BEGIN MATERIAL FOR THIS EXERCISE

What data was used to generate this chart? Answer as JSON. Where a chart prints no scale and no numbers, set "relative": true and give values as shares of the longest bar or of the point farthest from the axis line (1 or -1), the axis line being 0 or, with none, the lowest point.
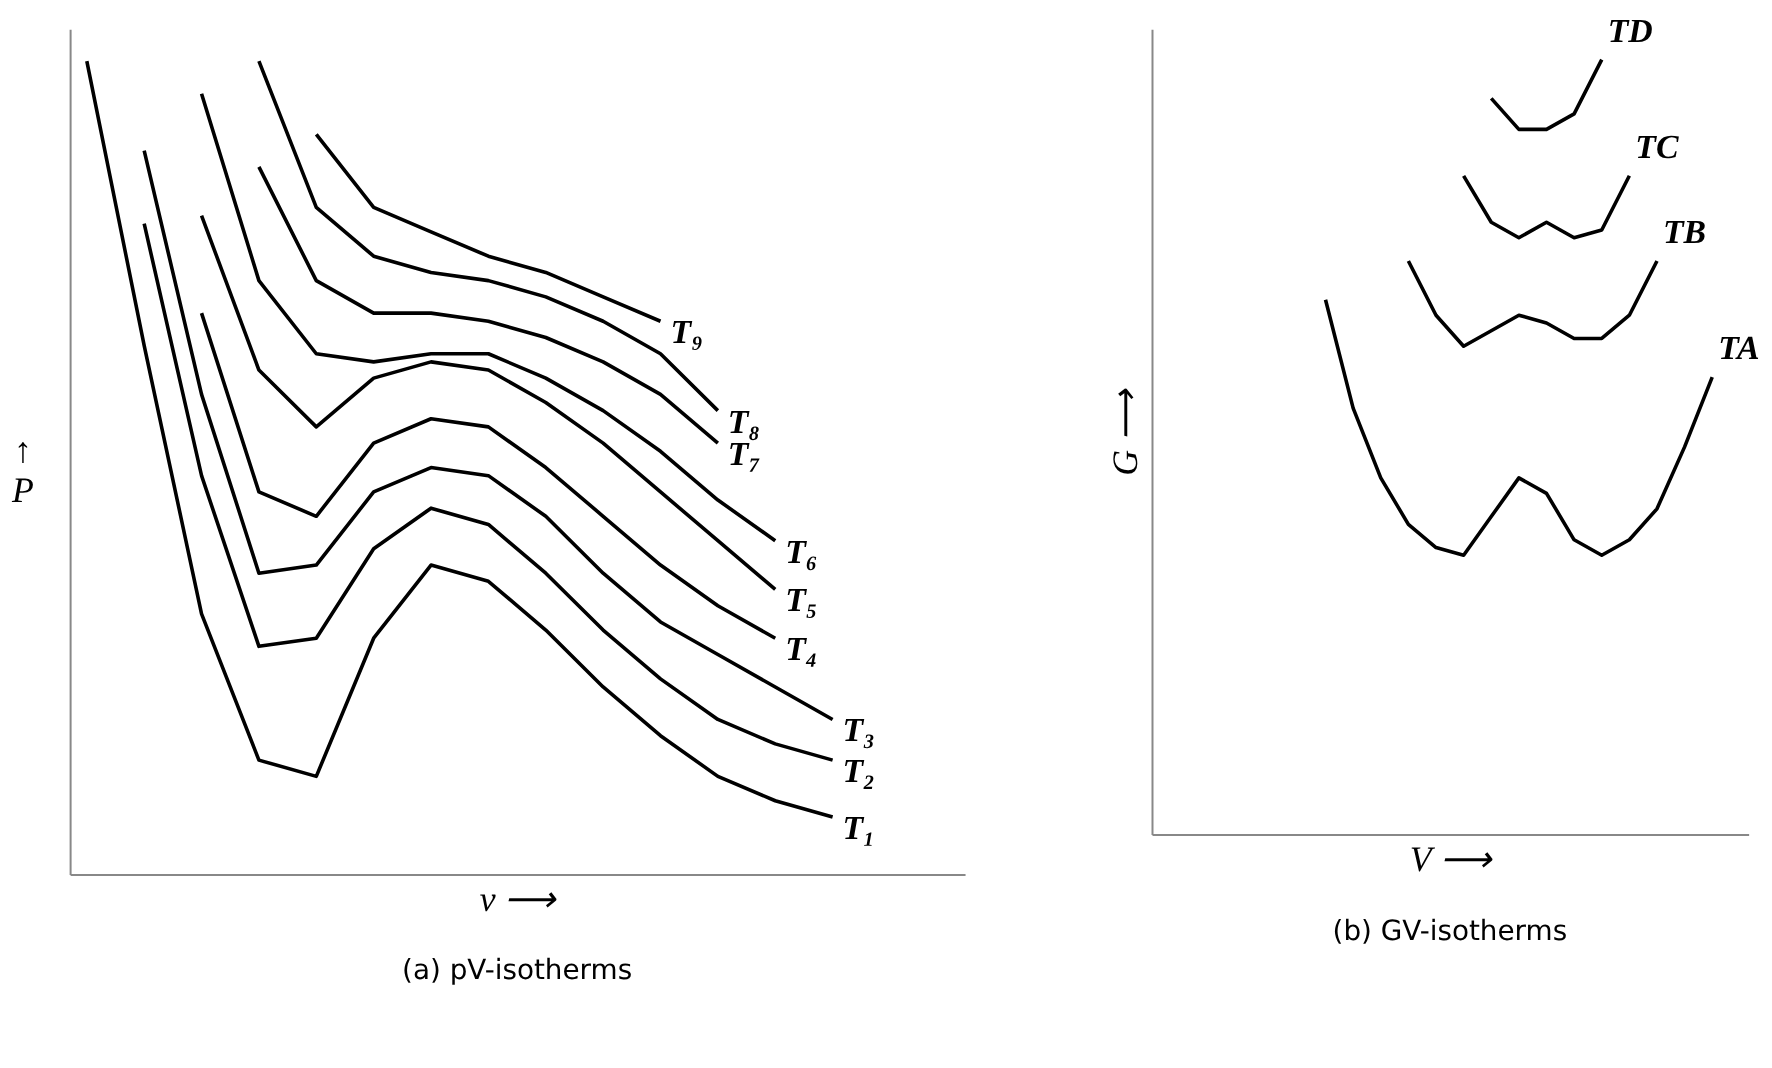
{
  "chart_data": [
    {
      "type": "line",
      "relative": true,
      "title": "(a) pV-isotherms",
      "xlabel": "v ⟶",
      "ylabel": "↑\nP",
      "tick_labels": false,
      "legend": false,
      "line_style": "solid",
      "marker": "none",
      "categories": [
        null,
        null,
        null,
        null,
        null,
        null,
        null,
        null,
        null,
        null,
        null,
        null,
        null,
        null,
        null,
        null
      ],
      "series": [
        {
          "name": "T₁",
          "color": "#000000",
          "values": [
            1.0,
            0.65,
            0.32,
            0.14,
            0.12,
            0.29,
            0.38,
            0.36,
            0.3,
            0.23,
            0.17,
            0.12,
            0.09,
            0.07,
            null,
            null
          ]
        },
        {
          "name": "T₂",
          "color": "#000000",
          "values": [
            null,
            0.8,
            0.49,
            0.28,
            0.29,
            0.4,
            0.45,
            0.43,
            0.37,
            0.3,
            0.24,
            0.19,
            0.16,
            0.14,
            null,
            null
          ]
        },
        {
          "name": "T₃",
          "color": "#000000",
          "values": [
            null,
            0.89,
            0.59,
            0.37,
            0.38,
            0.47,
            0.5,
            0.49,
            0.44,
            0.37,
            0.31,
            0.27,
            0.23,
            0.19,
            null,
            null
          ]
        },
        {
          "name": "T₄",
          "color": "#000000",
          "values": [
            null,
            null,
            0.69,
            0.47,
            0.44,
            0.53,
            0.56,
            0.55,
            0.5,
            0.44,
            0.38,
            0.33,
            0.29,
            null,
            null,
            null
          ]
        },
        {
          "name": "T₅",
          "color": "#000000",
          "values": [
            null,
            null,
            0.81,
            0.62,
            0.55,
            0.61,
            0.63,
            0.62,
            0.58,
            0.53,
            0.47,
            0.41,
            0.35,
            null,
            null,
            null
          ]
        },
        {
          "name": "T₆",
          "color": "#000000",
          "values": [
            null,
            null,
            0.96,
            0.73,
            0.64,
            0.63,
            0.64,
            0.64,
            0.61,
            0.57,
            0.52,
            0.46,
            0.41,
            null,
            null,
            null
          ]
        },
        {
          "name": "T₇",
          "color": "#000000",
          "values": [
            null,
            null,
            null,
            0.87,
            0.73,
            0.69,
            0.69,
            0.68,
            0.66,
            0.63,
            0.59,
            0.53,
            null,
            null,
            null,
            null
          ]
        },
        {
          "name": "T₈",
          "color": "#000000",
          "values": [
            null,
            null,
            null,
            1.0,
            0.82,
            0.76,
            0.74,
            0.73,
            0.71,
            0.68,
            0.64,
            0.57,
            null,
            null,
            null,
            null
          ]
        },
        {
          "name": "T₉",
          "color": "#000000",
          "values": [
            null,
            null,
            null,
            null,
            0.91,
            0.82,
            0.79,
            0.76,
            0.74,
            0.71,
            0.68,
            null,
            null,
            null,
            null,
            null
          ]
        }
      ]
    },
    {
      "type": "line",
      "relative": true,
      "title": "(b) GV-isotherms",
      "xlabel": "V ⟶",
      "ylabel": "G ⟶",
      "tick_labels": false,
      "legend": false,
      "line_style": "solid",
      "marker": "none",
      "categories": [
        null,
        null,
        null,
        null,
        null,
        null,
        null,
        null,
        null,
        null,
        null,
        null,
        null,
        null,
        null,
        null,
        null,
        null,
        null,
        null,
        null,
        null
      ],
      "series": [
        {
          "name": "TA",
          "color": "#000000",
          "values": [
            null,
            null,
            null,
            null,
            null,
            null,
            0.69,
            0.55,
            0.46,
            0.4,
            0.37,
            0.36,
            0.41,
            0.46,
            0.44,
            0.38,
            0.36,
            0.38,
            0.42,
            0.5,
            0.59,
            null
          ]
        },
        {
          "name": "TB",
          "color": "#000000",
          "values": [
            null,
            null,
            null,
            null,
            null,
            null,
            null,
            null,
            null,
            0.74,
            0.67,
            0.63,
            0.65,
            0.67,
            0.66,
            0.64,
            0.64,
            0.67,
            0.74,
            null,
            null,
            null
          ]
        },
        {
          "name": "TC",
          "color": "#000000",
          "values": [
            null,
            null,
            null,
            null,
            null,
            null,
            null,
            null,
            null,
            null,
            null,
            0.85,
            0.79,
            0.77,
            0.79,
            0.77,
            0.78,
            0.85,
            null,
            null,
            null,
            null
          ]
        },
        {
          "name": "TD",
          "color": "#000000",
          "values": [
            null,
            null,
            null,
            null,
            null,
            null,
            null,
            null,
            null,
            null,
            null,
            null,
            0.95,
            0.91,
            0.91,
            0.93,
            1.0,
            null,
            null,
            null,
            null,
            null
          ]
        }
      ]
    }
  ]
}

END MATERIAL FOR THIS EXERCISE

Output the entries above exactly, without their pictures.

*EXPECTED ANSWER:*
What data was used to generate this chart? Answer as JSON. Where a chart prints no scale and no numbers, set "relative": true and give values as shares of the longest bar or of the point farthest from the axis line (1 or -1), the axis line being 0 or, with none, the lowest point.
{
  "chart_data": [
    {
      "type": "line",
      "relative": true,
      "title": "(a) pV-isotherms",
      "xlabel": "v ⟶",
      "ylabel": "↑\nP",
      "tick_labels": false,
      "legend": false,
      "line_style": "solid",
      "marker": "none",
      "categories": [
        null,
        null,
        null,
        null,
        null,
        null,
        null,
        null,
        null,
        null,
        null,
        null,
        null,
        null,
        null,
        null
      ],
      "series": [
        {
          "name": "T₁",
          "color": "#000000",
          "values": [
            1.0,
            0.65,
            0.32,
            0.14,
            0.12,
            0.29,
            0.38,
            0.36,
            0.3,
            0.23,
            0.17,
            0.12,
            0.09,
            0.07,
            null,
            null
          ]
        },
        {
          "name": "T₂",
          "color": "#000000",
          "values": [
            null,
            0.8,
            0.49,
            0.28,
            0.29,
            0.4,
            0.45,
            0.43,
            0.37,
            0.3,
            0.24,
            0.19,
            0.16,
            0.14,
            null,
            null
          ]
        },
        {
          "name": "T₃",
          "color": "#000000",
          "values": [
            null,
            0.89,
            0.59,
            0.37,
            0.38,
            0.47,
            0.5,
            0.49,
            0.44,
            0.37,
            0.31,
            0.27,
            0.23,
            0.19,
            null,
            null
          ]
        },
        {
          "name": "T₄",
          "color": "#000000",
          "values": [
            null,
            null,
            0.69,
            0.47,
            0.44,
            0.53,
            0.56,
            0.55,
            0.5,
            0.44,
            0.38,
            0.33,
            0.29,
            null,
            null,
            null
          ]
        },
        {
          "name": "T₅",
          "color": "#000000",
          "values": [
            null,
            null,
            0.81,
            0.62,
            0.55,
            0.61,
            0.63,
            0.62,
            0.58,
            0.53,
            0.47,
            0.41,
            0.35,
            null,
            null,
            null
          ]
        },
        {
          "name": "T₆",
          "color": "#000000",
          "values": [
            null,
            null,
            0.96,
            0.73,
            0.64,
            0.63,
            0.64,
            0.64,
            0.61,
            0.57,
            0.52,
            0.46,
            0.41,
            null,
            null,
            null
          ]
        },
        {
          "name": "T₇",
          "color": "#000000",
          "values": [
            null,
            null,
            null,
            0.87,
            0.73,
            0.69,
            0.69,
            0.68,
            0.66,
            0.63,
            0.59,
            0.53,
            null,
            null,
            null,
            null
          ]
        },
        {
          "name": "T₈",
          "color": "#000000",
          "values": [
            null,
            null,
            null,
            1.0,
            0.82,
            0.76,
            0.74,
            0.73,
            0.71,
            0.68,
            0.64,
            0.57,
            null,
            null,
            null,
            null
          ]
        },
        {
          "name": "T₉",
          "color": "#000000",
          "values": [
            null,
            null,
            null,
            null,
            0.91,
            0.82,
            0.79,
            0.76,
            0.74,
            0.71,
            0.68,
            null,
            null,
            null,
            null,
            null
          ]
        }
      ]
    },
    {
      "type": "line",
      "relative": true,
      "title": "(b) GV-isotherms",
      "xlabel": "V ⟶",
      "ylabel": "G ⟶",
      "tick_labels": false,
      "legend": false,
      "line_style": "solid",
      "marker": "none",
      "categories": [
        null,
        null,
        null,
        null,
        null,
        null,
        null,
        null,
        null,
        null,
        null,
        null,
        null,
        null,
        null,
        null,
        null,
        null,
        null,
        null,
        null,
        null
      ],
      "series": [
        {
          "name": "TA",
          "color": "#000000",
          "values": [
            null,
            null,
            null,
            null,
            null,
            null,
            0.69,
            0.55,
            0.46,
            0.4,
            0.37,
            0.36,
            0.41,
            0.46,
            0.44,
            0.38,
            0.36,
            0.38,
            0.42,
            0.5,
            0.59,
            null
          ]
        },
        {
          "name": "TB",
          "color": "#000000",
          "values": [
            null,
            null,
            null,
            null,
            null,
            null,
            null,
            null,
            null,
            0.74,
            0.67,
            0.63,
            0.65,
            0.67,
            0.66,
            0.64,
            0.64,
            0.67,
            0.74,
            null,
            null,
            null
          ]
        },
        {
          "name": "TC",
          "color": "#000000",
          "values": [
            null,
            null,
            null,
            null,
            null,
            null,
            null,
            null,
            null,
            null,
            null,
            0.85,
            0.79,
            0.77,
            0.79,
            0.77,
            0.78,
            0.85,
            null,
            null,
            null,
            null
          ]
        },
        {
          "name": "TD",
          "color": "#000000",
          "values": [
            null,
            null,
            null,
            null,
            null,
            null,
            null,
            null,
            null,
            null,
            null,
            null,
            0.95,
            0.91,
            0.91,
            0.93,
            1.0,
            null,
            null,
            null,
            null,
            null
          ]
        }
      ]
    }
  ]
}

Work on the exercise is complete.